Dataset records:
--

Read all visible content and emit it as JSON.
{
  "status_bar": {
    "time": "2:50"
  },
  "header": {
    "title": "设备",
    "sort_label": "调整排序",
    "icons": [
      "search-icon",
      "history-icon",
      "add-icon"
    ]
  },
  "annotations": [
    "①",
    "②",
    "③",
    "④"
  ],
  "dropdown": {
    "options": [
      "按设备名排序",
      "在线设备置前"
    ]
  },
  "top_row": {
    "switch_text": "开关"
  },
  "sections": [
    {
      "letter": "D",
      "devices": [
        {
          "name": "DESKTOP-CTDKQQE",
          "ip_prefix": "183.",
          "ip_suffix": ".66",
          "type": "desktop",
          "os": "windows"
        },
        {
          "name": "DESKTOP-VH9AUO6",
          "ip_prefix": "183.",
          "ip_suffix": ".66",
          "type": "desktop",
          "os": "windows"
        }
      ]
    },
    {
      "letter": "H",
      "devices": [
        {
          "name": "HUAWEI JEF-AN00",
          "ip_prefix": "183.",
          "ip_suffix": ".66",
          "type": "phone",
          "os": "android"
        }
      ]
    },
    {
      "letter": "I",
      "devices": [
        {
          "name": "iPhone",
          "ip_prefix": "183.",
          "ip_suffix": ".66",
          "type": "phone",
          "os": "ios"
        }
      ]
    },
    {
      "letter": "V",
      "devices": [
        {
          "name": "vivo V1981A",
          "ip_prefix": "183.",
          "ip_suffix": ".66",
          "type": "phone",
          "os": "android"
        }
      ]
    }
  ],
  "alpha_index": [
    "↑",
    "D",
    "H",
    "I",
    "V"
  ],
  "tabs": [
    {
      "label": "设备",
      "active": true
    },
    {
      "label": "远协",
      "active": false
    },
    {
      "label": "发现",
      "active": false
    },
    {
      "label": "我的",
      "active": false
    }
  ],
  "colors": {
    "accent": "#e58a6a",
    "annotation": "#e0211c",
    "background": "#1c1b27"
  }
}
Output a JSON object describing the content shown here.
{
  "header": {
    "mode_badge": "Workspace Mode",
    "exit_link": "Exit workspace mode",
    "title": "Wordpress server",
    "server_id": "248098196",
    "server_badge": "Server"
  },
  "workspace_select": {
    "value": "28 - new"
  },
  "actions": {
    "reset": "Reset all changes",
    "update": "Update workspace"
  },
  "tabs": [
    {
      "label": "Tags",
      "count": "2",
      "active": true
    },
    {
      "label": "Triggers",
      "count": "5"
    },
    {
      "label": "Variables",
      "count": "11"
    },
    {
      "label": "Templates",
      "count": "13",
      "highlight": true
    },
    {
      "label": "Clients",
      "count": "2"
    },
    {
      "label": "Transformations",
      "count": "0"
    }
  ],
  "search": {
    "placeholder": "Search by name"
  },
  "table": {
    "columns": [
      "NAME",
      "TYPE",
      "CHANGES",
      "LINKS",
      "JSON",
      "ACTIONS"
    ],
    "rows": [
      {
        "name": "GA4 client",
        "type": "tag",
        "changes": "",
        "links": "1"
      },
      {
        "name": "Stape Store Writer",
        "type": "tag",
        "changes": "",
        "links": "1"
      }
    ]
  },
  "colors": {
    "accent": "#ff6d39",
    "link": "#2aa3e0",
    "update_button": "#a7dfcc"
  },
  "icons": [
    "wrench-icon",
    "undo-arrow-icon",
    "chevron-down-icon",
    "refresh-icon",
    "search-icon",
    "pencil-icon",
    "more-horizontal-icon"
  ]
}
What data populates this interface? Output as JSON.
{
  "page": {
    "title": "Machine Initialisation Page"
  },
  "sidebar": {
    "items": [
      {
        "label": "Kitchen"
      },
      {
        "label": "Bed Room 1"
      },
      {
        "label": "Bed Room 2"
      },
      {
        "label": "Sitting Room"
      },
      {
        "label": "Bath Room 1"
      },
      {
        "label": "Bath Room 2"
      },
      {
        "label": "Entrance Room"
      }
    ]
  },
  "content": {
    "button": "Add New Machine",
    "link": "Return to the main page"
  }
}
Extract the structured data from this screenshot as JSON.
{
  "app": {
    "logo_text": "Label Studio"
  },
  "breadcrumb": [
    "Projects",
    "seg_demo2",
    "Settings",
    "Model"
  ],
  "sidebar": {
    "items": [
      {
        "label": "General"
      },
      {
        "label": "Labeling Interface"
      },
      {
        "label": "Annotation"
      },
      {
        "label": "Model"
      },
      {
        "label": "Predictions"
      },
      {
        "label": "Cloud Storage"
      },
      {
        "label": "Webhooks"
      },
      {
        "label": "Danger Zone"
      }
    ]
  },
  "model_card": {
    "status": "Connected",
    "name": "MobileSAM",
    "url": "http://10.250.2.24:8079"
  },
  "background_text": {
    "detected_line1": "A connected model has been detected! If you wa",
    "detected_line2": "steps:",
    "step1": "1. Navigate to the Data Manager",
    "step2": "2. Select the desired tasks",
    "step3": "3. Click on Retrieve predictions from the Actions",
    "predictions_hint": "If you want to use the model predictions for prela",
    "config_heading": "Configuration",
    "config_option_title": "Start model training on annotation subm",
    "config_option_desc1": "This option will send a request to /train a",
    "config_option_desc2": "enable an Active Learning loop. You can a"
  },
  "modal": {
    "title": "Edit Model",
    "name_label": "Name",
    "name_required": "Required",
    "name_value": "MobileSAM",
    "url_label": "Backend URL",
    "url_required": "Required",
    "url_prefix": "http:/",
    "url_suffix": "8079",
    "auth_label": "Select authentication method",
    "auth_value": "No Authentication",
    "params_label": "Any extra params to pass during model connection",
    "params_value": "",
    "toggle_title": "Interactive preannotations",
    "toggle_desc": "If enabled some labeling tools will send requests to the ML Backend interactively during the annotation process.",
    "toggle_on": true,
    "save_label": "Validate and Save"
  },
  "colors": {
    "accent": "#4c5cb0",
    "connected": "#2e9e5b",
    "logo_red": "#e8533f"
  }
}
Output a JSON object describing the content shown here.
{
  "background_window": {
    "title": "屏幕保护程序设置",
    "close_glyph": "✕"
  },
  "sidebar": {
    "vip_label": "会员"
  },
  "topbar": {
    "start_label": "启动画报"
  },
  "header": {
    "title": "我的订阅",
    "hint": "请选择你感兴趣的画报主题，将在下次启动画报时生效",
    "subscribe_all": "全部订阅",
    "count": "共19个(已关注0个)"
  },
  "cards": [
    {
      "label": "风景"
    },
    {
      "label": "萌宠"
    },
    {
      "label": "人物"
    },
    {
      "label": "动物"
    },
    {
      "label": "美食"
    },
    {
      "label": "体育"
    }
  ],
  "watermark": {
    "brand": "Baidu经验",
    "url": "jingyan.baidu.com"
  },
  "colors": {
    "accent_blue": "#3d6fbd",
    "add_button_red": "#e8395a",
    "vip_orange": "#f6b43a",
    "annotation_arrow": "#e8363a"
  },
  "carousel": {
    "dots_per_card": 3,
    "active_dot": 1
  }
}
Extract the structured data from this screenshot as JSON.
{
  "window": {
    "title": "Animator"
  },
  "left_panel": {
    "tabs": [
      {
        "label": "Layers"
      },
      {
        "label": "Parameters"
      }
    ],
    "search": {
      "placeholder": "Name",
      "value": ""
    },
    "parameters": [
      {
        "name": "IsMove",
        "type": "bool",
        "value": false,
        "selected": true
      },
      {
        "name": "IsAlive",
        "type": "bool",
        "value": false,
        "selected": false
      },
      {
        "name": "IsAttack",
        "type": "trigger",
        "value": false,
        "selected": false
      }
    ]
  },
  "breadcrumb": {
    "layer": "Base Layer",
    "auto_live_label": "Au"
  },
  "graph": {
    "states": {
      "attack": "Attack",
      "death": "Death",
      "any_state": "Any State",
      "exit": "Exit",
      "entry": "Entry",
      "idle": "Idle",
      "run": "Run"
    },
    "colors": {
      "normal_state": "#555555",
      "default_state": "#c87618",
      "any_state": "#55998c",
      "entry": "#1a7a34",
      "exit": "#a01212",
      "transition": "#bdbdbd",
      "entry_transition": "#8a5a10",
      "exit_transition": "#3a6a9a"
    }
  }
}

--

◆ Your goal:
Where a line contains "Room", copy that line.

◆ Written solution:
        "label": "Bed Room 1"
        "label": "Bed Room 2"
        "label": "Sitting Room"
        "label": "Bath Room 1"
        "label": "Bath Room 2"
        "label": "Entrance Room"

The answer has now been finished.